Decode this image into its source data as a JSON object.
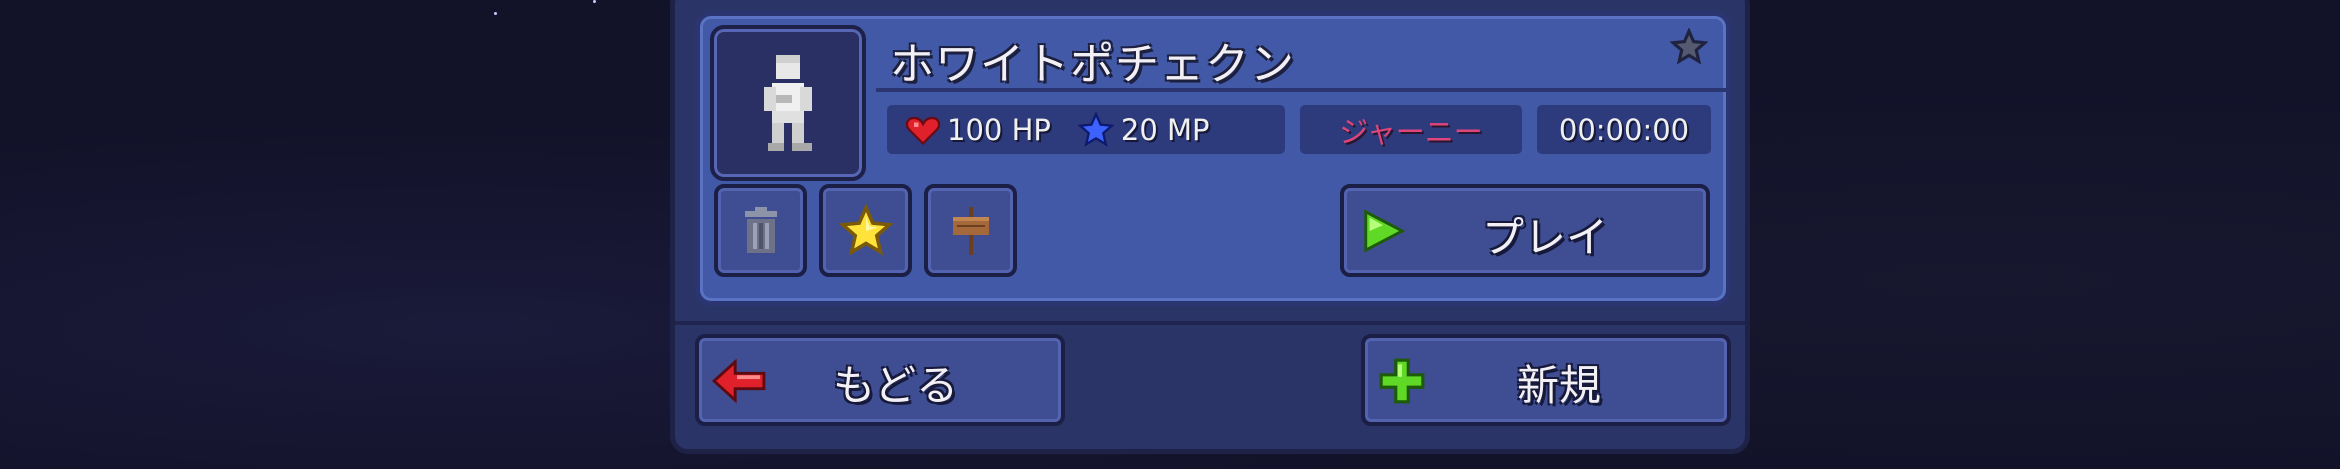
{
  "character": {
    "name": "ホワイトポチェクン",
    "hp": "100 HP",
    "mp": "20 MP",
    "mode": "ジャーニー",
    "playtime": "00:00:00"
  },
  "actions": {
    "play_label": "プレイ",
    "back_label": "もどる",
    "new_label": "新規"
  },
  "icons": {
    "delete": "trash-icon",
    "favorite": "star-icon",
    "rename": "sign-icon",
    "play": "play-triangle-icon",
    "back": "red-left-arrow-icon",
    "new": "green-plus-icon"
  },
  "colors": {
    "card": "#4259a8",
    "panel": "#2b3467",
    "mode_text": "#e0457a",
    "accent_green": "#6bdd2b"
  }
}
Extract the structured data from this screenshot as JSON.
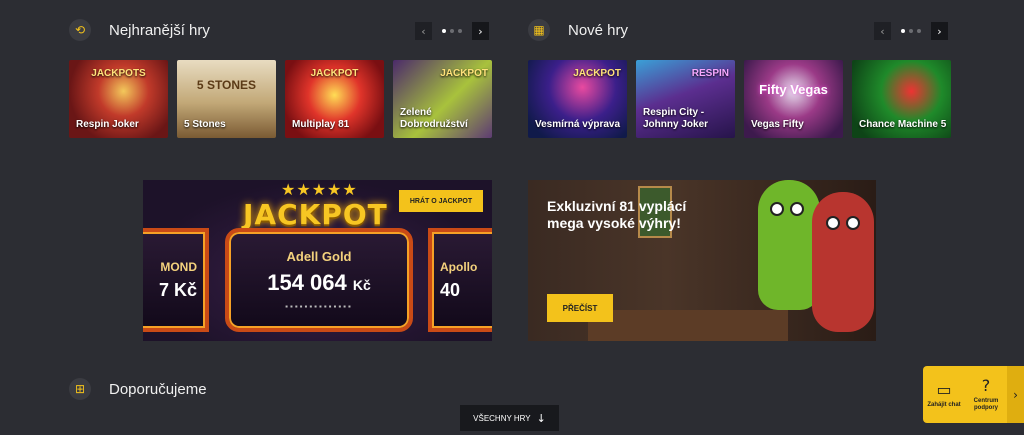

------------------------------------------------------------------------

## WHAT NEEDS TO BE DONE
Send back the data above word for word, with the pictures left out.

## FULL SOLUTION
Decode this image into its source data as a JSON object.
{
  "character": {
    "name": "ホワイトポチェクン",
    "hp": "100 HP",
    "mp": "20 MP",
    "mode": "ジャーニー",
    "playtime": "00:00:00"
  },
  "actions": {
    "play_label": "プレイ",
    "back_label": "もどる",
    "new_label": "新規"
  },
  "icons": {
    "delete": "trash-icon",
    "favorite": "star-icon",
    "rename": "sign-icon",
    "play": "play-triangle-icon",
    "back": "red-left-arrow-icon",
    "new": "green-plus-icon"
  },
  "colors": {
    "card": "#4259a8",
    "panel": "#2b3467",
    "mode_text": "#e0457a",
    "accent_green": "#6bdd2b"
  }
}
Extract the structured data from this screenshot as JSON.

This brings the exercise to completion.